→ **ACTION ITEM**
Look through the data below and work out how many lines contain the string "JSON". Give the number alone.

→ **MATERIALS PROVIDED**
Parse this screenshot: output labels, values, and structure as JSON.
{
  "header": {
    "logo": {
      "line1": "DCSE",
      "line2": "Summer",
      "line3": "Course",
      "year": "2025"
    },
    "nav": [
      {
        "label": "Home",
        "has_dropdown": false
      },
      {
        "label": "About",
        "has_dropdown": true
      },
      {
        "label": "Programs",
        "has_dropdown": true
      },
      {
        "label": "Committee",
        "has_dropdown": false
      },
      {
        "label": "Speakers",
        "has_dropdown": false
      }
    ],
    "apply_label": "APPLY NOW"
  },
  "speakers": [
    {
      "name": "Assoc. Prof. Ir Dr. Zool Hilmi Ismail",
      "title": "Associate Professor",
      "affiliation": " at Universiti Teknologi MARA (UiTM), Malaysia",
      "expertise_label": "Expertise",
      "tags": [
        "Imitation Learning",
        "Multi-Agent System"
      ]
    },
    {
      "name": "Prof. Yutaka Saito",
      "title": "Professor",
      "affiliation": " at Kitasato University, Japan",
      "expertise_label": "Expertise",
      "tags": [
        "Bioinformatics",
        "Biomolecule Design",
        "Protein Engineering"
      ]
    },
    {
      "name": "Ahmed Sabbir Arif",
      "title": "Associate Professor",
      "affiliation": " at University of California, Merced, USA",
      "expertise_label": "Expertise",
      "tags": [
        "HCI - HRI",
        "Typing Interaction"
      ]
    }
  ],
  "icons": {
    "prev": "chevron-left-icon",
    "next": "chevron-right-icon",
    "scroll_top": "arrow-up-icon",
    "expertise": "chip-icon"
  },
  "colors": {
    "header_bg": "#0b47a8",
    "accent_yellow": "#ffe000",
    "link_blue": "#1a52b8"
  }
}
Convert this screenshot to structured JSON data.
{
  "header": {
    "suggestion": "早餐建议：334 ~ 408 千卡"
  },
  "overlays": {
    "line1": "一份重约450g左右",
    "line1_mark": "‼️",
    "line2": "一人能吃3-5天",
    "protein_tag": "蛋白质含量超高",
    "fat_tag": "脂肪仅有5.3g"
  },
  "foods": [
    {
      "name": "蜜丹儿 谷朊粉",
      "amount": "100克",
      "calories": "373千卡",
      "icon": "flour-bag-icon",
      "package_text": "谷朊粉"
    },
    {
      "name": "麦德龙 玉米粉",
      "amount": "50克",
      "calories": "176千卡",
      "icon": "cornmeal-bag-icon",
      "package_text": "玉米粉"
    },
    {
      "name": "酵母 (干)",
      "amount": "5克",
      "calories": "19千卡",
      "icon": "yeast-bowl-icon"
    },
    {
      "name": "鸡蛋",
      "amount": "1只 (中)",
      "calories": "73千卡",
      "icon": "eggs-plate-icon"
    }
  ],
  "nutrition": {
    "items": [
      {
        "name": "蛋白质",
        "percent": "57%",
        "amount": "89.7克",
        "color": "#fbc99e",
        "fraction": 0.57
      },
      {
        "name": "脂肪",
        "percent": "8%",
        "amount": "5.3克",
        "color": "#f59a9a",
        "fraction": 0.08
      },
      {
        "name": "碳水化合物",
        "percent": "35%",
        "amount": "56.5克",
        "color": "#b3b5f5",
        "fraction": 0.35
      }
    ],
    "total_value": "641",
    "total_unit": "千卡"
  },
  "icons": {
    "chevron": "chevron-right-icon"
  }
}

→ **SOLUTION TO THIS EXERCISE**
2